For each line in the data below that holds "bcva", return a copy.

──────

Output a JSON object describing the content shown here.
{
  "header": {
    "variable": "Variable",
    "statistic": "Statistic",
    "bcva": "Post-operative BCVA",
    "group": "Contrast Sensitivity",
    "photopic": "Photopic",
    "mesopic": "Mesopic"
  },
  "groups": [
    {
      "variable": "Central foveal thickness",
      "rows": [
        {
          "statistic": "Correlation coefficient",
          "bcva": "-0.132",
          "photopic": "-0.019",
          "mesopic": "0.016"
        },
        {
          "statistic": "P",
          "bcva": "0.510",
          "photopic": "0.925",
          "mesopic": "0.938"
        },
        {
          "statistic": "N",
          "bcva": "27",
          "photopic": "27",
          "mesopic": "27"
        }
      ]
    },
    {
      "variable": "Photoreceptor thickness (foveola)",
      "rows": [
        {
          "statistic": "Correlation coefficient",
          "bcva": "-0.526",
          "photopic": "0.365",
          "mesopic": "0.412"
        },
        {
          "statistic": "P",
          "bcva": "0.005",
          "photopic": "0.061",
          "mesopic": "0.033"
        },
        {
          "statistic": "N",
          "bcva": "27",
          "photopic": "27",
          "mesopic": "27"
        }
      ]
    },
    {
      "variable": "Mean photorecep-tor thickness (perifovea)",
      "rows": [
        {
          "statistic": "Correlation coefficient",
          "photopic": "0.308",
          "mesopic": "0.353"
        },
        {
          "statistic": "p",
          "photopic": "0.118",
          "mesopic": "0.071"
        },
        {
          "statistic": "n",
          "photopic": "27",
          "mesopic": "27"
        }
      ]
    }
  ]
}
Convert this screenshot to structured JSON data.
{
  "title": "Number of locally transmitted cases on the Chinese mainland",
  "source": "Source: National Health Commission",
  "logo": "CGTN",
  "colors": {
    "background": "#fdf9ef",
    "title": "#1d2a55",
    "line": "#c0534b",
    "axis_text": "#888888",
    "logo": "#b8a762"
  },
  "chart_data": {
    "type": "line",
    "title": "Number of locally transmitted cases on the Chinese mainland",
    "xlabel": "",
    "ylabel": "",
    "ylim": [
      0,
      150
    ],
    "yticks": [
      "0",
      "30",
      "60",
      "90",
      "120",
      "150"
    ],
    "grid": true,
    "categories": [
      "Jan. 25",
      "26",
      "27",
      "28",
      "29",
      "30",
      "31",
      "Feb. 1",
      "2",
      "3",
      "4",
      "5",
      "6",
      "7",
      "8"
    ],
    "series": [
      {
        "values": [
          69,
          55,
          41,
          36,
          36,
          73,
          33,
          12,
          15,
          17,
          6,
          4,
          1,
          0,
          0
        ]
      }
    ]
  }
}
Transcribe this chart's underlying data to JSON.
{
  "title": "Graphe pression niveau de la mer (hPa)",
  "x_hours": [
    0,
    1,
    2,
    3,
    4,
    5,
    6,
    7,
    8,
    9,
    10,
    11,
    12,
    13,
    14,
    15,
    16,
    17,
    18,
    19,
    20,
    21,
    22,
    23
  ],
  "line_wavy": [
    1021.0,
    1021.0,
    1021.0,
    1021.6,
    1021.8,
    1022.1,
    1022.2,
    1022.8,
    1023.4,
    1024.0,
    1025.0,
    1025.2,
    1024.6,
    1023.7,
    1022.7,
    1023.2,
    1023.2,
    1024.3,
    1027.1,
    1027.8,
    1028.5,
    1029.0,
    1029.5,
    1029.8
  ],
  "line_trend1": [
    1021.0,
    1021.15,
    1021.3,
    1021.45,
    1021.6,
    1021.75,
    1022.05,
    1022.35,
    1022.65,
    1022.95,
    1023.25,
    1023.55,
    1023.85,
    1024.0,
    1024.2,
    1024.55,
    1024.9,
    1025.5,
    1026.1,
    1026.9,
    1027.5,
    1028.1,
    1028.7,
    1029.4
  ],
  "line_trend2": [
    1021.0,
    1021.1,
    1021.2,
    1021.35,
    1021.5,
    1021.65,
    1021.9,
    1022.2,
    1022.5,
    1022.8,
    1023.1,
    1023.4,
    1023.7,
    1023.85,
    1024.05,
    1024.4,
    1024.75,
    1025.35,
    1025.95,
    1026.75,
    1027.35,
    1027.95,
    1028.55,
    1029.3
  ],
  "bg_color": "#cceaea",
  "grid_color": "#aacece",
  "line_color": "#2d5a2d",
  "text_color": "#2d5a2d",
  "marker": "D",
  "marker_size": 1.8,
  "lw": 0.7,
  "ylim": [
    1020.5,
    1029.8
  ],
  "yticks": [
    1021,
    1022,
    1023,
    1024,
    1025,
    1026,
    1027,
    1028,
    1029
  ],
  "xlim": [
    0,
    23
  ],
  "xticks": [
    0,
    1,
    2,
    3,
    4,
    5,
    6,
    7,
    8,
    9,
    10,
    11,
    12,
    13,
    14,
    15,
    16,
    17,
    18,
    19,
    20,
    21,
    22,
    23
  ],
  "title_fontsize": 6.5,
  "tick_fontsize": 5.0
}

──────

**Response**:
    "bcva": "Post-operative BCVA",
          "bcva": "-0.132",
          "bcva": "0.510",
          "bcva": "27",
          "bcva": "-0.526",
          "bcva": "0.005",
          "bcva": "27",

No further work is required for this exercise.